Task requirements — Repeat each record below exactly as given.

Data shown —
- - - - -

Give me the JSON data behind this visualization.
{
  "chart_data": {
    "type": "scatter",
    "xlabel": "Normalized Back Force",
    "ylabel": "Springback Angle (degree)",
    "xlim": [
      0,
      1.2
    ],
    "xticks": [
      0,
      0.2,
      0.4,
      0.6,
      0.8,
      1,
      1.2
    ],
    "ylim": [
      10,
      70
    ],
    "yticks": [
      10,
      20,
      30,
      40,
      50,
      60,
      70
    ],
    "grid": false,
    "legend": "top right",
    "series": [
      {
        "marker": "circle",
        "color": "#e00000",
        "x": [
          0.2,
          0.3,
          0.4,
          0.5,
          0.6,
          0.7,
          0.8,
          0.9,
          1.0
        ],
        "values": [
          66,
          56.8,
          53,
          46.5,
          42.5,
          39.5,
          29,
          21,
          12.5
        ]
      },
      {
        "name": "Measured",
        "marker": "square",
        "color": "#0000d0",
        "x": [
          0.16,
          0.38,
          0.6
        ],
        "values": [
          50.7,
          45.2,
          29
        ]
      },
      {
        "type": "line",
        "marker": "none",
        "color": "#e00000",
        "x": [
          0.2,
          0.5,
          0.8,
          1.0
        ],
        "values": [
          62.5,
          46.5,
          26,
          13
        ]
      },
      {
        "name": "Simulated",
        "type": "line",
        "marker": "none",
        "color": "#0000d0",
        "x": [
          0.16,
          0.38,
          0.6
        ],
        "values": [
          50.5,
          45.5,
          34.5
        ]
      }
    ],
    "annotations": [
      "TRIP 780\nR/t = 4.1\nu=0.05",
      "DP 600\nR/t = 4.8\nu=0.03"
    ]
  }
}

- - - - -

Final answer —
Give me the JSON data behind this visualization.
{
  "chart_data": {
    "type": "scatter",
    "xlabel": "Normalized Back Force",
    "ylabel": "Springback Angle (degree)",
    "xlim": [
      0,
      1.2
    ],
    "xticks": [
      0,
      0.2,
      0.4,
      0.6,
      0.8,
      1,
      1.2
    ],
    "ylim": [
      10,
      70
    ],
    "yticks": [
      10,
      20,
      30,
      40,
      50,
      60,
      70
    ],
    "grid": false,
    "legend": "top right",
    "series": [
      {
        "marker": "circle",
        "color": "#e00000",
        "x": [
          0.2,
          0.3,
          0.4,
          0.5,
          0.6,
          0.7,
          0.8,
          0.9,
          1.0
        ],
        "values": [
          66,
          56.8,
          53,
          46.5,
          42.5,
          39.5,
          29,
          21,
          12.5
        ]
      },
      {
        "name": "Measured",
        "marker": "square",
        "color": "#0000d0",
        "x": [
          0.16,
          0.38,
          0.6
        ],
        "values": [
          50.7,
          45.2,
          29
        ]
      },
      {
        "type": "line",
        "marker": "none",
        "color": "#e00000",
        "x": [
          0.2,
          0.5,
          0.8,
          1.0
        ],
        "values": [
          62.5,
          46.5,
          26,
          13
        ]
      },
      {
        "name": "Simulated",
        "type": "line",
        "marker": "none",
        "color": "#0000d0",
        "x": [
          0.16,
          0.38,
          0.6
        ],
        "values": [
          50.5,
          45.5,
          34.5
        ]
      }
    ],
    "annotations": [
      "TRIP 780\nR/t = 4.1\nu=0.05",
      "DP 600\nR/t = 4.8\nu=0.03"
    ]
  }
}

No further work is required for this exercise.